• _Given request_: Below are the records; pull every line that includes "若随机变量X".

○ ○ ○

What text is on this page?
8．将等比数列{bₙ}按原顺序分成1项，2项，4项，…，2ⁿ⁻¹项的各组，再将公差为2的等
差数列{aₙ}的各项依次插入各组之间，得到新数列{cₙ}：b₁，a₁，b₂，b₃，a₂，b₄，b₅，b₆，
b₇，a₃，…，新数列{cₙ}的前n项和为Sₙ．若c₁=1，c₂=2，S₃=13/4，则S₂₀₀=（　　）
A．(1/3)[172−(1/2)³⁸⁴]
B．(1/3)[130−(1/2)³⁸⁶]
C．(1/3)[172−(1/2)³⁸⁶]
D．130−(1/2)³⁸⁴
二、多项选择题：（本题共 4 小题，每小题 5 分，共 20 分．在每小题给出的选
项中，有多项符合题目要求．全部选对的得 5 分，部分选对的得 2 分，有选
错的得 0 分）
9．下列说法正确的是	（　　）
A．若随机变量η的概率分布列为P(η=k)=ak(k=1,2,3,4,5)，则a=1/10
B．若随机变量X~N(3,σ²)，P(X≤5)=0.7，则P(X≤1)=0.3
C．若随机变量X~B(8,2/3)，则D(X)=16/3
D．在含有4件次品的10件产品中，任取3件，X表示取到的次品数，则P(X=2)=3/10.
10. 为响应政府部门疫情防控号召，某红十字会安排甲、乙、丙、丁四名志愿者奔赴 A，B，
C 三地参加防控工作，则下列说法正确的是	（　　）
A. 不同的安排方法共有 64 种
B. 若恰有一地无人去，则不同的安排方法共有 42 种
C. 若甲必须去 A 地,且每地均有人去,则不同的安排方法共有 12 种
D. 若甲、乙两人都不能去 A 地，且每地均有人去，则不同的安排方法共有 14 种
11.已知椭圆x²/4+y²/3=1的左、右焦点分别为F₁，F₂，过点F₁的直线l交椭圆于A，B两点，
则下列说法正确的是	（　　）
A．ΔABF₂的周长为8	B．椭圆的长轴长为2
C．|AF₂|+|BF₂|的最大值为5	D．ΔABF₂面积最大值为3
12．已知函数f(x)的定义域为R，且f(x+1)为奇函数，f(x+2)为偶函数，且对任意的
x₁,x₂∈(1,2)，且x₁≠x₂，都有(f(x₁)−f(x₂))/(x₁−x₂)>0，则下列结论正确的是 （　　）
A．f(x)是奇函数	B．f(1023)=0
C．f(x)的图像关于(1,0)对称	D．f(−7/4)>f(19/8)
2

○ ○ ○

• _Correct response_:
B．若随机变量X~N(3,σ²)，P(X≤5)=0.7，则P(X≤1)=0.3
C．若随机变量X~B(8,2/3)，则D(X)=16/3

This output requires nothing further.